Work to be completed
Your task is to transcribe all of the data below exactly, omitting the images.

Records provided
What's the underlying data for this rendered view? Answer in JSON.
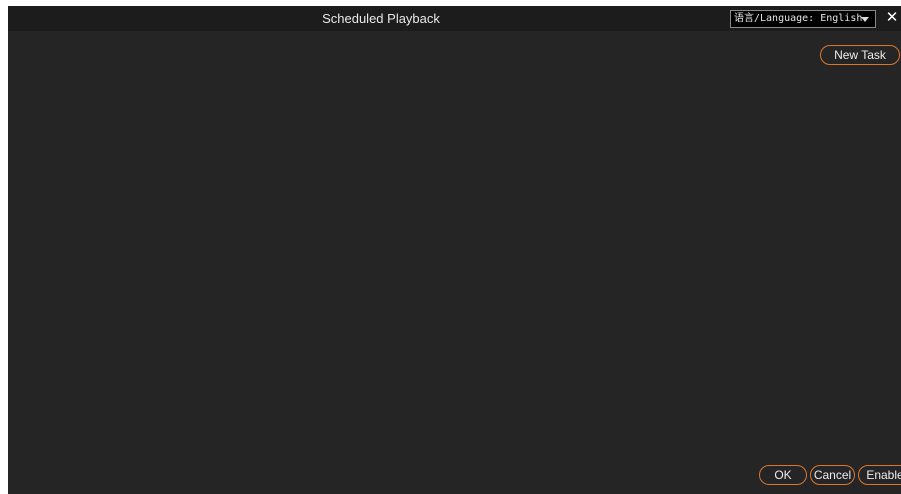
{
  "window": {
    "title": "Scheduled Playback"
  },
  "language_select": {
    "value": "语言/Language: English"
  },
  "close": {
    "glyph": "✕",
    "icon": "close-icon"
  },
  "toolbar": {
    "new_task_label": "New Task"
  },
  "footer": {
    "ok_label": "OK",
    "cancel_label": "Cancel",
    "enable_label": "Enable"
  },
  "colors": {
    "background": "#252525",
    "titlebar": "#1c1c1c",
    "accent_border": "#d8782f",
    "text": "#ececec"
  }
}
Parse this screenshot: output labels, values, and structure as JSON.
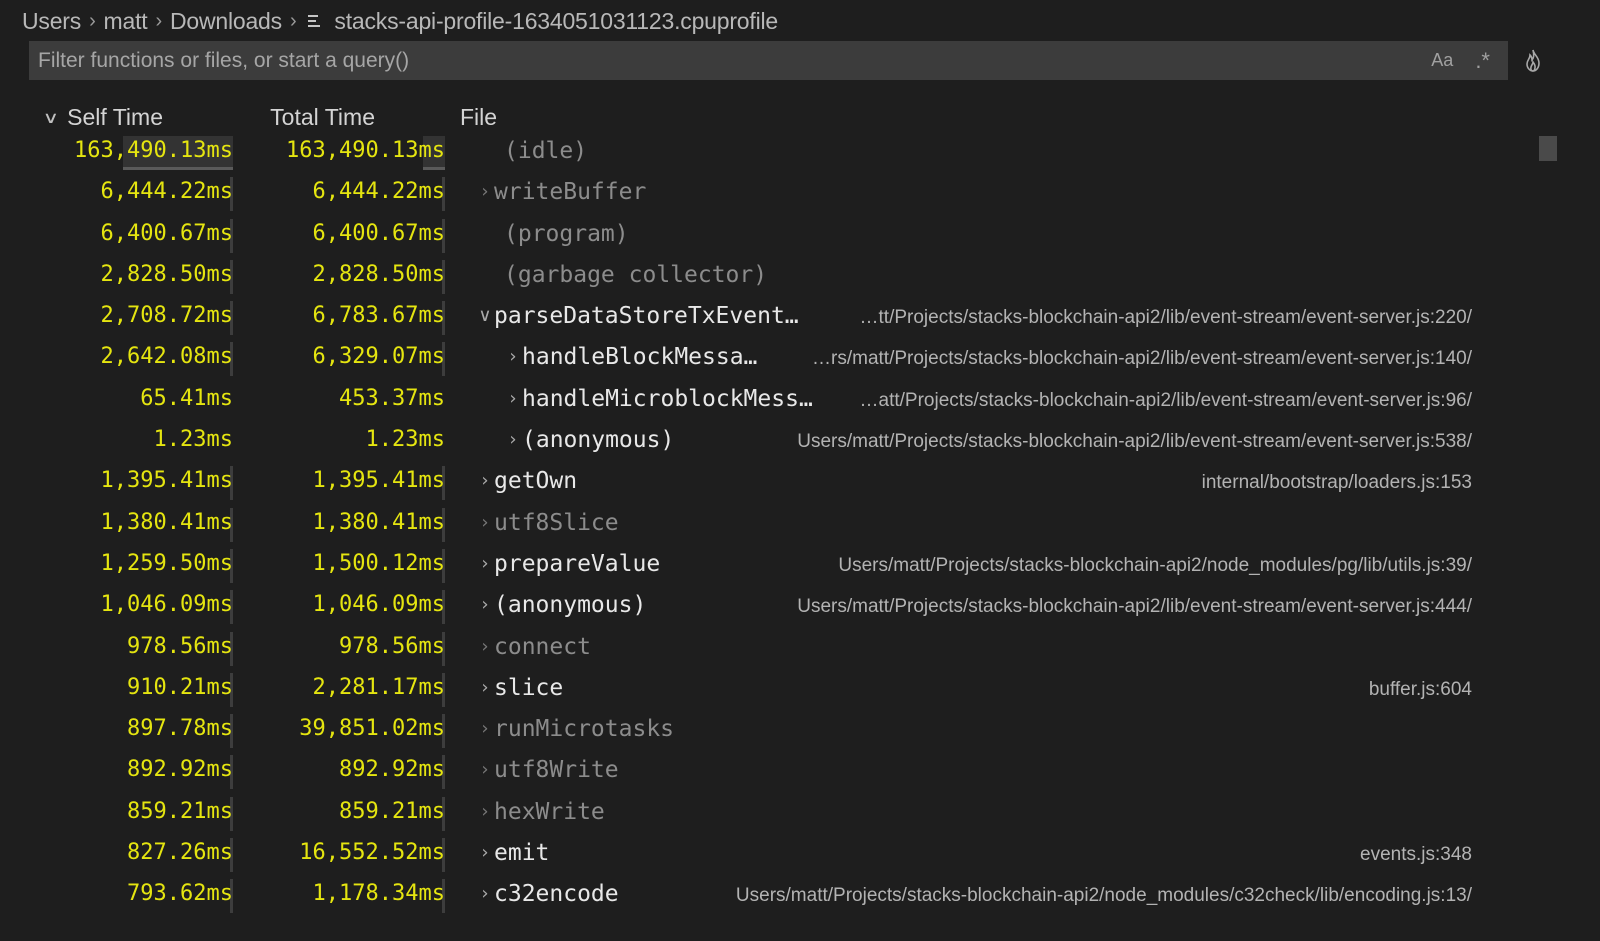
{
  "breadcrumb": {
    "items": [
      "Users",
      "matt",
      "Downloads"
    ],
    "file_icon": "file-lines-icon",
    "file": "stacks-api-profile-1634051031123.cpuprofile",
    "separator_icon": "chevron-right-icon"
  },
  "filter": {
    "placeholder": "Filter functions or files, or start a query()",
    "value": "",
    "match_case_label": "Aa",
    "regex_label": ".*",
    "flame_icon": "flame-icon"
  },
  "columns": {
    "self": "Self Time",
    "total": "Total Time",
    "file": "File",
    "sort_icon": "chevron-down-icon"
  },
  "rows": [
    {
      "self": "163,490.13ms",
      "total": "163,490.13ms",
      "fn": "(idle)",
      "file": "",
      "expandable": false,
      "expanded": false,
      "depth": 0,
      "dim": true,
      "self_impact": 0.65,
      "total_impact": 0.13
    },
    {
      "self": "6,444.22ms",
      "total": "6,444.22ms",
      "fn": "writeBuffer",
      "file": "",
      "expandable": true,
      "expanded": false,
      "depth": 0,
      "dim": true,
      "self_impact": 0.02,
      "total_impact": 0.01
    },
    {
      "self": "6,400.67ms",
      "total": "6,400.67ms",
      "fn": "(program)",
      "file": "",
      "expandable": false,
      "expanded": false,
      "depth": 0,
      "dim": true,
      "self_impact": 0.02,
      "total_impact": 0.01
    },
    {
      "self": "2,828.50ms",
      "total": "2,828.50ms",
      "fn": "(garbage collector)",
      "file": "",
      "expandable": false,
      "expanded": false,
      "depth": 0,
      "dim": true,
      "self_impact": 0.015,
      "total_impact": 0.01
    },
    {
      "self": "2,708.72ms",
      "total": "6,783.67ms",
      "fn": "parseDataStoreTxEvent…",
      "file": "…tt/Projects/stacks-blockchain-api2/lib/event-stream/event-server.js:220/",
      "expandable": true,
      "expanded": true,
      "depth": 0,
      "dim": false,
      "self_impact": 0.015,
      "total_impact": 0.01
    },
    {
      "self": "2,642.08ms",
      "total": "6,329.07ms",
      "fn": "handleBlockMessa…",
      "file": "…rs/matt/Projects/stacks-blockchain-api2/lib/event-stream/event-server.js:140/",
      "expandable": true,
      "expanded": false,
      "depth": 1,
      "dim": false,
      "self_impact": 0.015,
      "total_impact": 0.01
    },
    {
      "self": "65.41ms",
      "total": "453.37ms",
      "fn": "handleMicroblockMess…",
      "file": "…att/Projects/stacks-blockchain-api2/lib/event-stream/event-server.js:96/",
      "expandable": true,
      "expanded": false,
      "depth": 1,
      "dim": false,
      "self_impact": 0,
      "total_impact": 0
    },
    {
      "self": "1.23ms",
      "total": "1.23ms",
      "fn": "(anonymous)",
      "file": "Users/matt/Projects/stacks-blockchain-api2/lib/event-stream/event-server.js:538/",
      "expandable": true,
      "expanded": false,
      "depth": 1,
      "dim": false,
      "self_impact": 0,
      "total_impact": 0
    },
    {
      "self": "1,395.41ms",
      "total": "1,395.41ms",
      "fn": "getOwn",
      "file": "internal/bootstrap/loaders.js:153",
      "expandable": true,
      "expanded": false,
      "depth": 0,
      "dim": false,
      "self_impact": 0.01,
      "total_impact": 0.005
    },
    {
      "self": "1,380.41ms",
      "total": "1,380.41ms",
      "fn": "utf8Slice",
      "file": "",
      "expandable": true,
      "expanded": false,
      "depth": 0,
      "dim": true,
      "self_impact": 0.01,
      "total_impact": 0.005
    },
    {
      "self": "1,259.50ms",
      "total": "1,500.12ms",
      "fn": "prepareValue",
      "file": "Users/matt/Projects/stacks-blockchain-api2/node_modules/pg/lib/utils.js:39/",
      "expandable": true,
      "expanded": false,
      "depth": 0,
      "dim": false,
      "self_impact": 0.01,
      "total_impact": 0.005
    },
    {
      "self": "1,046.09ms",
      "total": "1,046.09ms",
      "fn": "(anonymous)",
      "file": "Users/matt/Projects/stacks-blockchain-api2/lib/event-stream/event-server.js:444/",
      "expandable": true,
      "expanded": false,
      "depth": 0,
      "dim": false,
      "self_impact": 0.01,
      "total_impact": 0.005
    },
    {
      "self": "978.56ms",
      "total": "978.56ms",
      "fn": "connect",
      "file": "",
      "expandable": true,
      "expanded": false,
      "depth": 0,
      "dim": true,
      "self_impact": 0.005,
      "total_impact": 0.005
    },
    {
      "self": "910.21ms",
      "total": "2,281.17ms",
      "fn": "slice",
      "file": "buffer.js:604",
      "expandable": true,
      "expanded": false,
      "depth": 0,
      "dim": false,
      "self_impact": 0.005,
      "total_impact": 0.005
    },
    {
      "self": "897.78ms",
      "total": "39,851.02ms",
      "fn": "runMicrotasks",
      "file": "",
      "expandable": true,
      "expanded": false,
      "depth": 0,
      "dim": true,
      "self_impact": 0.005,
      "total_impact": 0.03
    },
    {
      "self": "892.92ms",
      "total": "892.92ms",
      "fn": "utf8Write",
      "file": "",
      "expandable": true,
      "expanded": false,
      "depth": 0,
      "dim": true,
      "self_impact": 0.005,
      "total_impact": 0.005
    },
    {
      "self": "859.21ms",
      "total": "859.21ms",
      "fn": "hexWrite",
      "file": "",
      "expandable": true,
      "expanded": false,
      "depth": 0,
      "dim": true,
      "self_impact": 0.005,
      "total_impact": 0.005
    },
    {
      "self": "827.26ms",
      "total": "16,552.52ms",
      "fn": "emit",
      "file": "events.js:348",
      "expandable": true,
      "expanded": false,
      "depth": 0,
      "dim": false,
      "self_impact": 0.005,
      "total_impact": 0.015
    },
    {
      "self": "793.62ms",
      "total": "1,178.34ms",
      "fn": "c32encode",
      "file": "Users/matt/Projects/stacks-blockchain-api2/node_modules/c32check/lib/encoding.js:13/",
      "expandable": true,
      "expanded": false,
      "depth": 0,
      "dim": false,
      "self_impact": 0.005,
      "total_impact": 0.005
    }
  ],
  "colors": {
    "background": "#1e1e1e",
    "time_text": "#e5e510",
    "fn_text": "#e8e8e8",
    "fn_dim_text": "#8c8c8c",
    "file_text": "#b3b3b3",
    "filter_bg": "#3c3c3c"
  }
}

Result for this task
What's the underlying data for this rendered view? Answer in JSON.
{
  "window": {
    "title": "Scheduled Playback"
  },
  "language_select": {
    "value": "语言/Language: English"
  },
  "close": {
    "glyph": "✕",
    "icon": "close-icon"
  },
  "toolbar": {
    "new_task_label": "New Task"
  },
  "footer": {
    "ok_label": "OK",
    "cancel_label": "Cancel",
    "enable_label": "Enable"
  },
  "colors": {
    "background": "#252525",
    "titlebar": "#1c1c1c",
    "accent_border": "#d8782f",
    "text": "#ececec"
  }
}
Parse this screenshot: output labels, values, and structure as JSON.
{
  "breadcrumb": {
    "items": [
      "Users",
      "matt",
      "Downloads"
    ],
    "file_icon": "file-lines-icon",
    "file": "stacks-api-profile-1634051031123.cpuprofile",
    "separator_icon": "chevron-right-icon"
  },
  "filter": {
    "placeholder": "Filter functions or files, or start a query()",
    "value": "",
    "match_case_label": "Aa",
    "regex_label": ".*",
    "flame_icon": "flame-icon"
  },
  "columns": {
    "self": "Self Time",
    "total": "Total Time",
    "file": "File",
    "sort_icon": "chevron-down-icon"
  },
  "rows": [
    {
      "self": "163,490.13ms",
      "total": "163,490.13ms",
      "fn": "(idle)",
      "file": "",
      "expandable": false,
      "expanded": false,
      "depth": 0,
      "dim": true,
      "self_impact": 0.65,
      "total_impact": 0.13
    },
    {
      "self": "6,444.22ms",
      "total": "6,444.22ms",
      "fn": "writeBuffer",
      "file": "",
      "expandable": true,
      "expanded": false,
      "depth": 0,
      "dim": true,
      "self_impact": 0.02,
      "total_impact": 0.01
    },
    {
      "self": "6,400.67ms",
      "total": "6,400.67ms",
      "fn": "(program)",
      "file": "",
      "expandable": false,
      "expanded": false,
      "depth": 0,
      "dim": true,
      "self_impact": 0.02,
      "total_impact": 0.01
    },
    {
      "self": "2,828.50ms",
      "total": "2,828.50ms",
      "fn": "(garbage collector)",
      "file": "",
      "expandable": false,
      "expanded": false,
      "depth": 0,
      "dim": true,
      "self_impact": 0.015,
      "total_impact": 0.01
    },
    {
      "self": "2,708.72ms",
      "total": "6,783.67ms",
      "fn": "parseDataStoreTxEvent…",
      "file": "…tt/Projects/stacks-blockchain-api2/lib/event-stream/event-server.js:220/",
      "expandable": true,
      "expanded": true,
      "depth": 0,
      "dim": false,
      "self_impact": 0.015,
      "total_impact": 0.01
    },
    {
      "self": "2,642.08ms",
      "total": "6,329.07ms",
      "fn": "handleBlockMessa…",
      "file": "…rs/matt/Projects/stacks-blockchain-api2/lib/event-stream/event-server.js:140/",
      "expandable": true,
      "expanded": false,
      "depth": 1,
      "dim": false,
      "self_impact": 0.015,
      "total_impact": 0.01
    },
    {
      "self": "65.41ms",
      "total": "453.37ms",
      "fn": "handleMicroblockMess…",
      "file": "…att/Projects/stacks-blockchain-api2/lib/event-stream/event-server.js:96/",
      "expandable": true,
      "expanded": false,
      "depth": 1,
      "dim": false,
      "self_impact": 0,
      "total_impact": 0
    },
    {
      "self": "1.23ms",
      "total": "1.23ms",
      "fn": "(anonymous)",
      "file": "Users/matt/Projects/stacks-blockchain-api2/lib/event-stream/event-server.js:538/",
      "expandable": true,
      "expanded": false,
      "depth": 1,
      "dim": false,
      "self_impact": 0,
      "total_impact": 0
    },
    {
      "self": "1,395.41ms",
      "total": "1,395.41ms",
      "fn": "getOwn",
      "file": "internal/bootstrap/loaders.js:153",
      "expandable": true,
      "expanded": false,
      "depth": 0,
      "dim": false,
      "self_impact": 0.01,
      "total_impact": 0.005
    },
    {
      "self": "1,380.41ms",
      "total": "1,380.41ms",
      "fn": "utf8Slice",
      "file": "",
      "expandable": true,
      "expanded": false,
      "depth": 0,
      "dim": true,
      "self_impact": 0.01,
      "total_impact": 0.005
    },
    {
      "self": "1,259.50ms",
      "total": "1,500.12ms",
      "fn": "prepareValue",
      "file": "Users/matt/Projects/stacks-blockchain-api2/node_modules/pg/lib/utils.js:39/",
      "expandable": true,
      "expanded": false,
      "depth": 0,
      "dim": false,
      "self_impact": 0.01,
      "total_impact": 0.005
    },
    {
      "self": "1,046.09ms",
      "total": "1,046.09ms",
      "fn": "(anonymous)",
      "file": "Users/matt/Projects/stacks-blockchain-api2/lib/event-stream/event-server.js:444/",
      "expandable": true,
      "expanded": false,
      "depth": 0,
      "dim": false,
      "self_impact": 0.01,
      "total_impact": 0.005
    },
    {
      "self": "978.56ms",
      "total": "978.56ms",
      "fn": "connect",
      "file": "",
      "expandable": true,
      "expanded": false,
      "depth": 0,
      "dim": true,
      "self_impact": 0.005,
      "total_impact": 0.005
    },
    {
      "self": "910.21ms",
      "total": "2,281.17ms",
      "fn": "slice",
      "file": "buffer.js:604",
      "expandable": true,
      "expanded": false,
      "depth": 0,
      "dim": false,
      "self_impact": 0.005,
      "total_impact": 0.005
    },
    {
      "self": "897.78ms",
      "total": "39,851.02ms",
      "fn": "runMicrotasks",
      "file": "",
      "expandable": true,
      "expanded": false,
      "depth": 0,
      "dim": true,
      "self_impact": 0.005,
      "total_impact": 0.03
    },
    {
      "self": "892.92ms",
      "total": "892.92ms",
      "fn": "utf8Write",
      "file": "",
      "expandable": true,
      "expanded": false,
      "depth": 0,
      "dim": true,
      "self_impact": 0.005,
      "total_impact": 0.005
    },
    {
      "self": "859.21ms",
      "total": "859.21ms",
      "fn": "hexWrite",
      "file": "",
      "expandable": true,
      "expanded": false,
      "depth": 0,
      "dim": true,
      "self_impact": 0.005,
      "total_impact": 0.005
    },
    {
      "self": "827.26ms",
      "total": "16,552.52ms",
      "fn": "emit",
      "file": "events.js:348",
      "expandable": true,
      "expanded": false,
      "depth": 0,
      "dim": false,
      "self_impact": 0.005,
      "total_impact": 0.015
    },
    {
      "self": "793.62ms",
      "total": "1,178.34ms",
      "fn": "c32encode",
      "file": "Users/matt/Projects/stacks-blockchain-api2/node_modules/c32check/lib/encoding.js:13/",
      "expandable": true,
      "expanded": false,
      "depth": 0,
      "dim": false,
      "self_impact": 0.005,
      "total_impact": 0.005
    }
  ],
  "colors": {
    "background": "#1e1e1e",
    "time_text": "#e5e510",
    "fn_text": "#e8e8e8",
    "fn_dim_text": "#8c8c8c",
    "file_text": "#b3b3b3",
    "filter_bg": "#3c3c3c"
  }
}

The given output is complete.